# Instruction:
Look through the material and tally each line bearing the word "image". Give only the total.

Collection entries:
══════════════════════════════

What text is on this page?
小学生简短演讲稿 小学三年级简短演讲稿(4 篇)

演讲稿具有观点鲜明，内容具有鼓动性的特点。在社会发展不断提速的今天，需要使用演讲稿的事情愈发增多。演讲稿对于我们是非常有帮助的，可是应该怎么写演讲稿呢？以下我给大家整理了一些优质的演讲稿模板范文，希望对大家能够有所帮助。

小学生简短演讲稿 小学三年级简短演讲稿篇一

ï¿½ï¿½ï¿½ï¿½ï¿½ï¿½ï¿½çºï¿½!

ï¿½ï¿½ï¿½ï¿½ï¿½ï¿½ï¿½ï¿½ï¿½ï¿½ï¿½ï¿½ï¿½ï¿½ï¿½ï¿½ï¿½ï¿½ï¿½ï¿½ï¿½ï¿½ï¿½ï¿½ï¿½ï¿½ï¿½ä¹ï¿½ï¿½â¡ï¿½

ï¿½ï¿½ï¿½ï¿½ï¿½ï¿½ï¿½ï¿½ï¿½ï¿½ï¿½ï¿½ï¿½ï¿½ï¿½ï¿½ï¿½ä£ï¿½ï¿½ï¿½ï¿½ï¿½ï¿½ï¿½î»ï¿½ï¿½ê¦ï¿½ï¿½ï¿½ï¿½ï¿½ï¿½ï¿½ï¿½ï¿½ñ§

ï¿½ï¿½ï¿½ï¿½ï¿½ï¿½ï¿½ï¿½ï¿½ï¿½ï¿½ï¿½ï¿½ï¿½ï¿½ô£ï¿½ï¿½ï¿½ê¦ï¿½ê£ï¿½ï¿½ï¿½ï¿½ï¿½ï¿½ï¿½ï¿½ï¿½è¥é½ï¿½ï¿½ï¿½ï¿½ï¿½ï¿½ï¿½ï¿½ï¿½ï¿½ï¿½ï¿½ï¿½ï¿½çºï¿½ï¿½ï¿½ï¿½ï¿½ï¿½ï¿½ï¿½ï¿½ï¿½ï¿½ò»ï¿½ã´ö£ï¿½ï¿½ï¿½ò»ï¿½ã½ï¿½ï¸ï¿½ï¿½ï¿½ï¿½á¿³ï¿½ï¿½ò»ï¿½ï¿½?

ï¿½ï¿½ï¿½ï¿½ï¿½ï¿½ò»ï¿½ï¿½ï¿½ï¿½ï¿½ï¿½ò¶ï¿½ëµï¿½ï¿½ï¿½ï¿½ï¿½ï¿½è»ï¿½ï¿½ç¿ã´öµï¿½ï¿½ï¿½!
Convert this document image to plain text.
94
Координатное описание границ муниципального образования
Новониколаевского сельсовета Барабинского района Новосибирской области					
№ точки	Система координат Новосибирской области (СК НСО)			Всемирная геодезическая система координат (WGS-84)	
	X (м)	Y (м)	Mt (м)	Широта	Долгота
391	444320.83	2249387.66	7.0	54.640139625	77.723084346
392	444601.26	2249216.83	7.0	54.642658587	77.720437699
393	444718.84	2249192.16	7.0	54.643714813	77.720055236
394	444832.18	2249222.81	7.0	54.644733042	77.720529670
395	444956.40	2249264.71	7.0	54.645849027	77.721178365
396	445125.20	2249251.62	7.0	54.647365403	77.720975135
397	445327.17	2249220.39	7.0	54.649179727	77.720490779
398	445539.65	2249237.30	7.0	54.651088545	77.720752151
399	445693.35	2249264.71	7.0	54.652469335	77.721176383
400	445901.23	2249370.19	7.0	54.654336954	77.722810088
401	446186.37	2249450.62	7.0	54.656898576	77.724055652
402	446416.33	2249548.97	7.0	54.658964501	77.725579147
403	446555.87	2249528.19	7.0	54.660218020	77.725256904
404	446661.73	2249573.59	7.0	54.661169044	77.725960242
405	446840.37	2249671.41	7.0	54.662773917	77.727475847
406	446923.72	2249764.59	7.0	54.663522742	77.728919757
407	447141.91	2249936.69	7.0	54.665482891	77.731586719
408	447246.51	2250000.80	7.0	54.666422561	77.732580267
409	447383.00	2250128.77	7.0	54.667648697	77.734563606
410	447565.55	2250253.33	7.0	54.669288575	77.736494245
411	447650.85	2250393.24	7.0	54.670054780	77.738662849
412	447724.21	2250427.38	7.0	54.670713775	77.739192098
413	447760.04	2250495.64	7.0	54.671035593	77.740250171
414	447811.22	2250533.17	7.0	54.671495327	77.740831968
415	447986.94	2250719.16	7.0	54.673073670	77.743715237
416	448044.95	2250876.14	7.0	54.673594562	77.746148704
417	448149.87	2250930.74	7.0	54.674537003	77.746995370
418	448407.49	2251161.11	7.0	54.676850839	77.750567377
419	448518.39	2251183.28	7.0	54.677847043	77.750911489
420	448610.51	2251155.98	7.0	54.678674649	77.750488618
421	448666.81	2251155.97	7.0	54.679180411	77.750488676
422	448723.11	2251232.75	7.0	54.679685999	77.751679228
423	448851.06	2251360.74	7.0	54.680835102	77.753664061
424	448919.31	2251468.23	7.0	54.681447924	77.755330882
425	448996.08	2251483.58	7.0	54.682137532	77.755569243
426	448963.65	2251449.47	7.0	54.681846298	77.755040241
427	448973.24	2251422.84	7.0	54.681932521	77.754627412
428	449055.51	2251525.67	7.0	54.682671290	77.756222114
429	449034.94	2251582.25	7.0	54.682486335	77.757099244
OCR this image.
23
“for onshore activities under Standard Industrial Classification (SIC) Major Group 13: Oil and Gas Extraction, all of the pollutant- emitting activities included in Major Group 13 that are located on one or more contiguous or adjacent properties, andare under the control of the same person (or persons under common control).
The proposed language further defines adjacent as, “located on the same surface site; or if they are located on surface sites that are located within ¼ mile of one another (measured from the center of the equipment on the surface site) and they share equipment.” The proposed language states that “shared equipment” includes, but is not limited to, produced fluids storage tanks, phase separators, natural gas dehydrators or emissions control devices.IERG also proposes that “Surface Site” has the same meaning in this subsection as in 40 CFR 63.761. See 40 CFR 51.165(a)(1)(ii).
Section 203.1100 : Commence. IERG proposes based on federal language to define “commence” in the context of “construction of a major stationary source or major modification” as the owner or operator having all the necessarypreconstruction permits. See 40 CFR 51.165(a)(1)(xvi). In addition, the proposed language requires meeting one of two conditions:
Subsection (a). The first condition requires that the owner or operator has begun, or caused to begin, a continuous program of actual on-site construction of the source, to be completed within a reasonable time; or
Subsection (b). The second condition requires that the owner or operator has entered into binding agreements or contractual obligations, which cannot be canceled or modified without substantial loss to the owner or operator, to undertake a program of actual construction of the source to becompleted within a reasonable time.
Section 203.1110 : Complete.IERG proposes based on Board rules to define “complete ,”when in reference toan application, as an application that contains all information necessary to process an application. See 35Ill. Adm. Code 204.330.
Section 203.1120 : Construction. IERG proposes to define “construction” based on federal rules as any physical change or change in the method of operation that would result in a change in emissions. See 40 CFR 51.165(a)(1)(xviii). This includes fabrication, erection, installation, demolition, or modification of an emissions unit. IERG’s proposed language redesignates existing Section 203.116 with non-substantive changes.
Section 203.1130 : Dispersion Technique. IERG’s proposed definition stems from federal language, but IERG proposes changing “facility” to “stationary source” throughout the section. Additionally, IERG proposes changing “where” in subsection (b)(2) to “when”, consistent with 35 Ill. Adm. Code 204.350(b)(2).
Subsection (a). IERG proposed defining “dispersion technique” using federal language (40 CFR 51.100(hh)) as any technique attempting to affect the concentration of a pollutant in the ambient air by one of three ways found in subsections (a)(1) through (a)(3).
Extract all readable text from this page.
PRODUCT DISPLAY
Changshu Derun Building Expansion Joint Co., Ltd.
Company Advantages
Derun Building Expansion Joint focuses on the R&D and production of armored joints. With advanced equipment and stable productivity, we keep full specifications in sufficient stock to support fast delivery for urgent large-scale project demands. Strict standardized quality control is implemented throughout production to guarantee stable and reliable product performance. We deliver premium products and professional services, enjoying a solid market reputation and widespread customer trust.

══════════════════════════════

# Result below:
2